### Given passage
>>>>
One of the most talked-about books of the fall, "Juliet Takes a Breath" (Dial) by Gabby Rivera, is the no-holds-barred story of "Puerto Rican baby dyke" Juliet, who leaves the Bronx behind and reinvents herself in Portland, Oregon, doing an internship with feminist author Harlowe.

Set against the backdrop of the early-2010s Occupy Movement, Caleb Crain's second novel "Overthrow" (Viking) is as exhilarating as you might imagine, as grad student Matthew falls for activist Leif and finds himself being swept up in the current of the times.

Moving back and forth in time, from 1816, when Mary Shelley was writing her novel "about a scientist who creates a new life-form," to present-day Brexit Britain, where transgender doctor Ry Shelley has fallen for professor Victor Stein, a leading expert on AI, lauded lesbian novelist Jeanette Winterson returns with her 11th novel, "Frankissstein" (Grove Press).

Longlisted for the 2019 Booker Prize, "The Man Who Saw Everything" (Bloomsbury) by Deborah Levy takes us back to 1988, where narcissistic, young, bisexual historian Saul Adler's life is forever changed when he is hit by a car while waiting to recreate the iconic Beatles Abbey Road photo.

Debut novel "In West Mills" (Bloomsbury) by gay writer De'Shawn Charles Winslow is set in a North Carolina African-American community from the early 1940s to the late 80s, focusing on the friendship between Azalea "Knot" Centre and Otis Lee.

Don't be put off by the premise, high school student Conrad's relationship with his teacher Sammy, because "The History of Living Forever" (FSG) by Jake Wolff is much more than that, a quest to create the elixir of life so Conrad can save the lives of his self-destructive father and his husband, following a brain cancer diagnosis.

When it was first published in 2008, "Otherhood" (Bloomsbury) by William Sutcliffe was known as "Whatever Makes You Happy," the story of three British mothers who feel forgotten and neglected by their sons on Mother's Day. Newly retitled and reissued in a paperback edition to coincide with the Netflix movie of the same name starring Patricia Arquette, Angela Bassett, Felicity Huffman, and Jake Lacey as Huffman's gay son, it's now set in New York.
<<<<
Stored items:
>>>>
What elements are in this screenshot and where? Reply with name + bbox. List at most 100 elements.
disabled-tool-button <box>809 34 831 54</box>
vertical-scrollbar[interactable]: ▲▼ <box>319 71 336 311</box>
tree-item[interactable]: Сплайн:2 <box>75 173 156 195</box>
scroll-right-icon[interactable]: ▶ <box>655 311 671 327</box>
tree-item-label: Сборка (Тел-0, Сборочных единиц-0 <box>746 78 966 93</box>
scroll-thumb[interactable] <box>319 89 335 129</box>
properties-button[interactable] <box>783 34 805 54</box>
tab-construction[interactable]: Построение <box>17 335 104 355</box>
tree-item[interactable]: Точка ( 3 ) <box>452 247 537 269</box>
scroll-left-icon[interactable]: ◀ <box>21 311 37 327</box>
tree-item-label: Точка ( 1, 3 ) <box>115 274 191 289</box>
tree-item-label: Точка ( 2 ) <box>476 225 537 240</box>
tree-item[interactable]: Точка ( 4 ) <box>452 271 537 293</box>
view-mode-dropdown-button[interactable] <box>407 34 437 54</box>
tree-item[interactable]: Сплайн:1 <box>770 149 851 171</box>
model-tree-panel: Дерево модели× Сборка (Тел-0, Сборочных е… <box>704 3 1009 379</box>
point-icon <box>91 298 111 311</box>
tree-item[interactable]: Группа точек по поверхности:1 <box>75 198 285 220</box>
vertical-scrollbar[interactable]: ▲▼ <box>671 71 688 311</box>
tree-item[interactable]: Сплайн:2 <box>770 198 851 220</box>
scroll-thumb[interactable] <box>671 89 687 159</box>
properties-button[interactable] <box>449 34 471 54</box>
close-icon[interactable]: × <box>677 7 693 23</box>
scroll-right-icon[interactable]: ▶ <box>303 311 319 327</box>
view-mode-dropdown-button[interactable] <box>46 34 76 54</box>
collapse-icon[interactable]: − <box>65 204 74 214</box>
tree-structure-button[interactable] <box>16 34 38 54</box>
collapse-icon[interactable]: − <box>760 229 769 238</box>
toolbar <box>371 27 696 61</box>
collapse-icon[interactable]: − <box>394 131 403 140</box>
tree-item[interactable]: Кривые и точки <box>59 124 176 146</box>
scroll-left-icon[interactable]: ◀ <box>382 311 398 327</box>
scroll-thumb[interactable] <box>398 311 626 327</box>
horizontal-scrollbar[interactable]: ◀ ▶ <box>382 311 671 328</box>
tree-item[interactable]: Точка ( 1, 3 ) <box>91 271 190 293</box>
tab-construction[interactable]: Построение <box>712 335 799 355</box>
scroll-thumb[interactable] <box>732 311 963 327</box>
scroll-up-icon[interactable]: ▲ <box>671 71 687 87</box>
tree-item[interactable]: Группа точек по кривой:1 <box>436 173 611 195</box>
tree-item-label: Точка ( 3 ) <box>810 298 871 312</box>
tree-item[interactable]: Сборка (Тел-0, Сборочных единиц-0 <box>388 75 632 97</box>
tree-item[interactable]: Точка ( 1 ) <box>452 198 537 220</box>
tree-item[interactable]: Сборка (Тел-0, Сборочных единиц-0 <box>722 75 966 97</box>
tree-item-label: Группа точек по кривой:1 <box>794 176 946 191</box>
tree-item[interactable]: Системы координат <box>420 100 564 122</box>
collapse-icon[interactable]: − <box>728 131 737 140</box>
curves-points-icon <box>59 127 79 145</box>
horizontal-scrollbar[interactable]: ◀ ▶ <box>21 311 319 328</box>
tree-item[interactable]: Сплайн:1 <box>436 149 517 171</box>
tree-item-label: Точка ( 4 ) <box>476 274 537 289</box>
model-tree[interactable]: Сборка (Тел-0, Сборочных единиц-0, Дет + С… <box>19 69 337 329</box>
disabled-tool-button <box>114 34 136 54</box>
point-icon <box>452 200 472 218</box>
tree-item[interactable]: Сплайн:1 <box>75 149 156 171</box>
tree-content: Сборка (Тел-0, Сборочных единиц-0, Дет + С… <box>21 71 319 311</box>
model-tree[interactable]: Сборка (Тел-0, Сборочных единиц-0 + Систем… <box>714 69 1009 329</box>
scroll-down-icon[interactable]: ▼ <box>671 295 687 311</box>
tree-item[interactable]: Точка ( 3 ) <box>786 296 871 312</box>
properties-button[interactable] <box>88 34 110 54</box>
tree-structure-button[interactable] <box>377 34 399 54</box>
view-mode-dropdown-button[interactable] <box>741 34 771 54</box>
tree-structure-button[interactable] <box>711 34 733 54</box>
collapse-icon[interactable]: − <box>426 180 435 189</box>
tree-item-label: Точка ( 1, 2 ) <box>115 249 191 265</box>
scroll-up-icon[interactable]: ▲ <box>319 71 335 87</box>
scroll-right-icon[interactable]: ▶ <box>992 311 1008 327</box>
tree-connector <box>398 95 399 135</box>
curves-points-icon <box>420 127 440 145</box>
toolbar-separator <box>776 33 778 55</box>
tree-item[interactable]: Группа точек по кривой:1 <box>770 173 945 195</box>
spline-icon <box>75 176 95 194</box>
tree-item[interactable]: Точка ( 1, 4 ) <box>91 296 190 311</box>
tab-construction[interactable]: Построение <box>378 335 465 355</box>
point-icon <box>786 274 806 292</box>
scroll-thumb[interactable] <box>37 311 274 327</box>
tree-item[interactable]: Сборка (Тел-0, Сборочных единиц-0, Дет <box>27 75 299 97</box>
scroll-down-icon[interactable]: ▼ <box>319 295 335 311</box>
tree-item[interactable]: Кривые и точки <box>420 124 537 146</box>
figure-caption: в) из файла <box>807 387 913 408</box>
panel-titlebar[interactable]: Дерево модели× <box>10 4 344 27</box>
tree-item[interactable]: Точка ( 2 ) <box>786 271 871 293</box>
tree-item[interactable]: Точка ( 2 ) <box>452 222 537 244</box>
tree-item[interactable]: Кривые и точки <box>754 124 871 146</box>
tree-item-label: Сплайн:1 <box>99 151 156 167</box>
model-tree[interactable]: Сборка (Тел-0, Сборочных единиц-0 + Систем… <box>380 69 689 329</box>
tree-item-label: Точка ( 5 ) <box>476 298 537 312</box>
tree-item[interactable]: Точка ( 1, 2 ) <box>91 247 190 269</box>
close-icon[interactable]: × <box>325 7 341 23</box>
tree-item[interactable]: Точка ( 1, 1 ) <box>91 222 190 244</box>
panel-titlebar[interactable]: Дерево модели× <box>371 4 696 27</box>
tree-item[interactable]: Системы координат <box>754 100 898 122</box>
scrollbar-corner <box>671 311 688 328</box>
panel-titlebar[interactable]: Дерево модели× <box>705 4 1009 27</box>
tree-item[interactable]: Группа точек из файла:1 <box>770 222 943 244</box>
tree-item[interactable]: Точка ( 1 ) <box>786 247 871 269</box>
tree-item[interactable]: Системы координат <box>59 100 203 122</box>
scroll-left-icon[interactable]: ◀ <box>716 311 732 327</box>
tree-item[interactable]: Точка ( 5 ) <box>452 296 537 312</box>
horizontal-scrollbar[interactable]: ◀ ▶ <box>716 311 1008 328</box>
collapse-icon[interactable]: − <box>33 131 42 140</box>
<<<<
### Questions to answer
a) In the book roundup, what prize longlist included "The Man Who Saw Everything"?
b) Continue the book roundup from its last sentence onward.

### Written responses
a) The 2019 Booker Prize.

b)
Readers who enjoy being scared out of their wits and who dug Jac Jemc's approach to the genre with her haunting novel "The Grip of It" are sure to find themselves shaken by her latest, "False Bingo: Stories" (MCDxFSG Originals).

"Falling: Stories" (Univ. of Wisconsin Press) is the second short story collection from Lammy and Ferro-Grumley Award-winning writer Trebor Healey. The 10 stories feature characters who have lost their way "figuratively and literally," and must confront the profound displacement of modern life.

Queer writer Elizabeth Gilbert explores female friendships and sexuality in "City of Girls" (Riverhead) over the course of 70 years, from Vassar to Manhattan, in narrator Vivian's distinctive voice. Gilbert wrote the book following the death of her girlfriend Rayya Elias.

Jami Attenberg, author of "The Middlesteins" and "Saint Mazie," tells the emotionally brutal and fearless tale of a family coming apart at the seams in "All This Could Be Yours" (Houghton Mifflin Harcourt).

Young adult readers: "There once was a boy who heard the Whispers," begins the new Y/A novel "The Whispers" (Putnam) by gay writer Greg Howard, in which 11-year-old Riley asks the mythical wood creatures known as the Whispers to help with the safe return of his missing mother.

"The Midwinter Witch" (Graphix/Scholastic) is the third and final book in "The Witch Boy" graphic novel series by Molly Ostertag. Powered by the "one, consistent message" that "magic has no gender," the book is set at the time of the Midwinter Festival, where Aster and Ariel confront a sinister force that "threatens everything the young witches have fought for."

Fifty years after a tornado devastated Mercer, a small Illinois town, three teenage friends, including gay Joshua, must work together following the touching down of another tornado in the exact same place in "We Speak in Storms" (Philomel) by Natalie Lund.